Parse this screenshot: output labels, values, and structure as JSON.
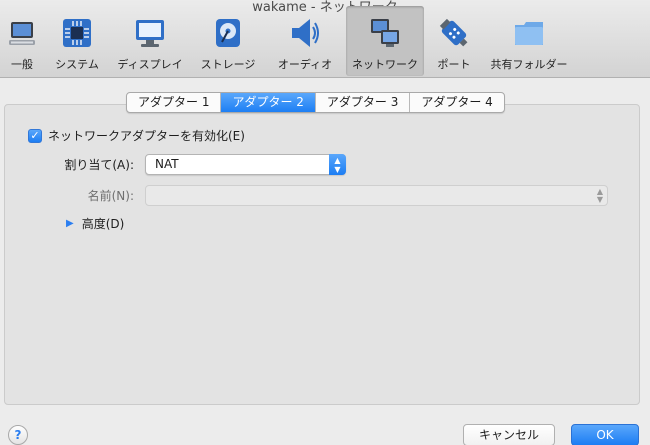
{
  "window": {
    "title": "wakame - ネットワーク"
  },
  "toolbar": {
    "items": [
      {
        "label": "一般",
        "icon": "general-icon"
      },
      {
        "label": "システム",
        "icon": "system-chip-icon"
      },
      {
        "label": "ディスプレイ",
        "icon": "display-monitor-icon"
      },
      {
        "label": "ストレージ",
        "icon": "storage-disk-icon"
      },
      {
        "label": "オーディオ",
        "icon": "audio-speaker-icon"
      },
      {
        "label": "ネットワーク",
        "icon": "network-icon"
      },
      {
        "label": "ポート",
        "icon": "port-connector-icon"
      },
      {
        "label": "共有フォルダー",
        "icon": "shared-folder-icon"
      }
    ],
    "active": "ネットワーク"
  },
  "tabs": [
    {
      "label": "アダプター 1"
    },
    {
      "label": "アダプター 2"
    },
    {
      "label": "アダプター 3"
    },
    {
      "label": "アダプター 4"
    }
  ],
  "active_tab": "アダプター 2",
  "form": {
    "enable_label": "ネットワークアダプターを有効化(E)",
    "enable_checked": true,
    "attached_label": "割り当て(A):",
    "attached_value": "NAT",
    "name_label": "名前(N):",
    "name_value": "",
    "advanced_label": "高度(D)"
  },
  "buttons": {
    "help": "?",
    "cancel": "キャンセル",
    "ok": "OK"
  },
  "colors": {
    "accent": "#1d7ff4"
  }
}
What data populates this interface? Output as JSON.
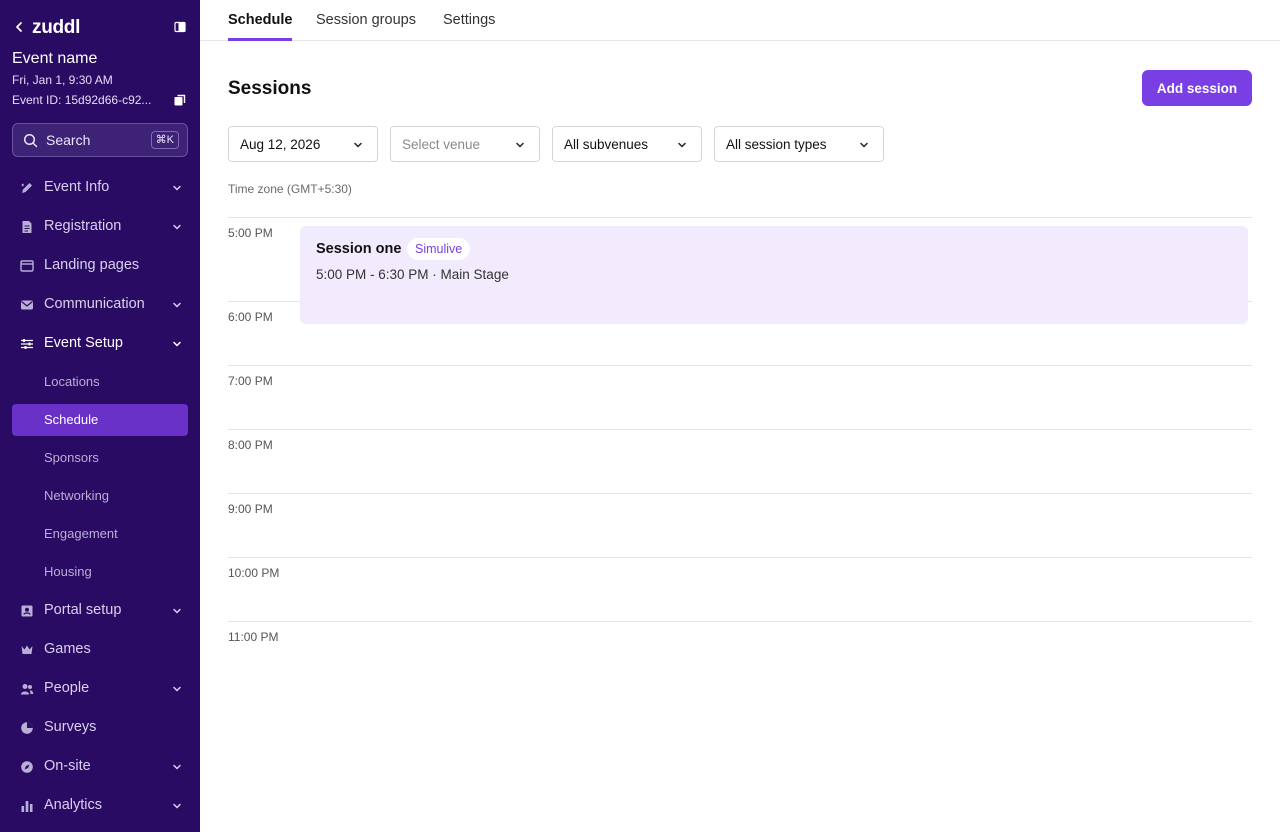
{
  "sidebar": {
    "brand": "zuddl",
    "event_name": "Event name",
    "event_date": "Fri, Jan 1, 9:30 AM",
    "event_id": "Event ID: 15d92d66-c92...",
    "search": {
      "label": "Search",
      "shortcut": "⌘K"
    },
    "nav": [
      {
        "label": "Event Info",
        "icon": "pencil-icon",
        "expandable": true
      },
      {
        "label": "Registration",
        "icon": "document-icon",
        "expandable": true
      },
      {
        "label": "Landing pages",
        "icon": "browser-icon",
        "expandable": false
      },
      {
        "label": "Communication",
        "icon": "mail-icon",
        "expandable": true
      },
      {
        "label": "Event Setup",
        "icon": "sliders-icon",
        "expandable": true,
        "open": true
      },
      {
        "label": "Portal setup",
        "icon": "portal-icon",
        "expandable": true
      },
      {
        "label": "Games",
        "icon": "crown-icon",
        "expandable": false
      },
      {
        "label": "People",
        "icon": "people-icon",
        "expandable": true
      },
      {
        "label": "Surveys",
        "icon": "pie-icon",
        "expandable": false
      },
      {
        "label": "On-site",
        "icon": "compass-icon",
        "expandable": true
      },
      {
        "label": "Analytics",
        "icon": "bar-chart-icon",
        "expandable": true
      }
    ],
    "event_setup_children": [
      {
        "label": "Locations",
        "selected": false
      },
      {
        "label": "Schedule",
        "selected": true
      },
      {
        "label": "Sponsors",
        "selected": false
      },
      {
        "label": "Networking",
        "selected": false
      },
      {
        "label": "Engagement",
        "selected": false
      },
      {
        "label": "Housing",
        "selected": false
      }
    ]
  },
  "tabs": [
    {
      "label": "Schedule",
      "active": true
    },
    {
      "label": "Session groups",
      "active": false
    },
    {
      "label": "Settings",
      "active": false
    }
  ],
  "main": {
    "title": "Sessions",
    "add_button": "Add session",
    "filters": {
      "date": "Aug 12, 2026",
      "venue_placeholder": "Select venue",
      "subvenues": "All subvenues",
      "session_types": "All session types"
    },
    "timezone": "Time zone (GMT+5:30)",
    "hours": [
      "5:00 PM",
      "6:00 PM",
      "7:00 PM",
      "8:00 PM",
      "9:00 PM",
      "10:00 PM",
      "11:00 PM"
    ],
    "session": {
      "title": "Session one",
      "badge": "Simulive",
      "meta": "5:00 PM - 6:30 PM · Main Stage"
    }
  },
  "colors": {
    "sidebar_bg": "#2a0b63",
    "accent": "#7a3fe4",
    "selected_item": "#6a31c9",
    "session_bg": "#f1ebfd"
  }
}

WORK TO BE COMPLETED
Reproduce the whole listing word for word, setting aside any pictures.

RESPONSE TO THIS EXERCISE
Parse this screenshot: output labels, values, and structure as JSON.
{
  "window": {
    "title": "wakame - ネットワーク"
  },
  "toolbar": {
    "items": [
      {
        "label": "一般",
        "icon": "general-icon"
      },
      {
        "label": "システム",
        "icon": "system-chip-icon"
      },
      {
        "label": "ディスプレイ",
        "icon": "display-monitor-icon"
      },
      {
        "label": "ストレージ",
        "icon": "storage-disk-icon"
      },
      {
        "label": "オーディオ",
        "icon": "audio-speaker-icon"
      },
      {
        "label": "ネットワーク",
        "icon": "network-icon"
      },
      {
        "label": "ポート",
        "icon": "port-connector-icon"
      },
      {
        "label": "共有フォルダー",
        "icon": "shared-folder-icon"
      }
    ],
    "active": "ネットワーク"
  },
  "tabs": [
    {
      "label": "アダプター 1"
    },
    {
      "label": "アダプター 2"
    },
    {
      "label": "アダプター 3"
    },
    {
      "label": "アダプター 4"
    }
  ],
  "active_tab": "アダプター 2",
  "form": {
    "enable_label": "ネットワークアダプターを有効化(E)",
    "enable_checked": true,
    "attached_label": "割り当て(A):",
    "attached_value": "NAT",
    "name_label": "名前(N):",
    "name_value": "",
    "advanced_label": "高度(D)"
  },
  "buttons": {
    "help": "?",
    "cancel": "キャンセル",
    "ok": "OK"
  },
  "colors": {
    "accent": "#1d7ff4"
  }
}
What data populates this interface? Output as JSON.
{
  "sidebar": {
    "brand": "zuddl",
    "event_name": "Event name",
    "event_date": "Fri, Jan 1, 9:30 AM",
    "event_id": "Event ID: 15d92d66-c92...",
    "search": {
      "label": "Search",
      "shortcut": "⌘K"
    },
    "nav": [
      {
        "label": "Event Info",
        "icon": "pencil-icon",
        "expandable": true
      },
      {
        "label": "Registration",
        "icon": "document-icon",
        "expandable": true
      },
      {
        "label": "Landing pages",
        "icon": "browser-icon",
        "expandable": false
      },
      {
        "label": "Communication",
        "icon": "mail-icon",
        "expandable": true
      },
      {
        "label": "Event Setup",
        "icon": "sliders-icon",
        "expandable": true,
        "open": true
      },
      {
        "label": "Portal setup",
        "icon": "portal-icon",
        "expandable": true
      },
      {
        "label": "Games",
        "icon": "crown-icon",
        "expandable": false
      },
      {
        "label": "People",
        "icon": "people-icon",
        "expandable": true
      },
      {
        "label": "Surveys",
        "icon": "pie-icon",
        "expandable": false
      },
      {
        "label": "On-site",
        "icon": "compass-icon",
        "expandable": true
      },
      {
        "label": "Analytics",
        "icon": "bar-chart-icon",
        "expandable": true
      }
    ],
    "event_setup_children": [
      {
        "label": "Locations",
        "selected": false
      },
      {
        "label": "Schedule",
        "selected": true
      },
      {
        "label": "Sponsors",
        "selected": false
      },
      {
        "label": "Networking",
        "selected": false
      },
      {
        "label": "Engagement",
        "selected": false
      },
      {
        "label": "Housing",
        "selected": false
      }
    ]
  },
  "tabs": [
    {
      "label": "Schedule",
      "active": true
    },
    {
      "label": "Session groups",
      "active": false
    },
    {
      "label": "Settings",
      "active": false
    }
  ],
  "main": {
    "title": "Sessions",
    "add_button": "Add session",
    "filters": {
      "date": "Aug 12, 2026",
      "venue_placeholder": "Select venue",
      "subvenues": "All subvenues",
      "session_types": "All session types"
    },
    "timezone": "Time zone (GMT+5:30)",
    "hours": [
      "5:00 PM",
      "6:00 PM",
      "7:00 PM",
      "8:00 PM",
      "9:00 PM",
      "10:00 PM",
      "11:00 PM"
    ],
    "session": {
      "title": "Session one",
      "badge": "Simulive",
      "meta": "5:00 PM - 6:30 PM · Main Stage"
    }
  },
  "colors": {
    "sidebar_bg": "#2a0b63",
    "accent": "#7a3fe4",
    "selected_item": "#6a31c9",
    "session_bg": "#f1ebfd"
  }
}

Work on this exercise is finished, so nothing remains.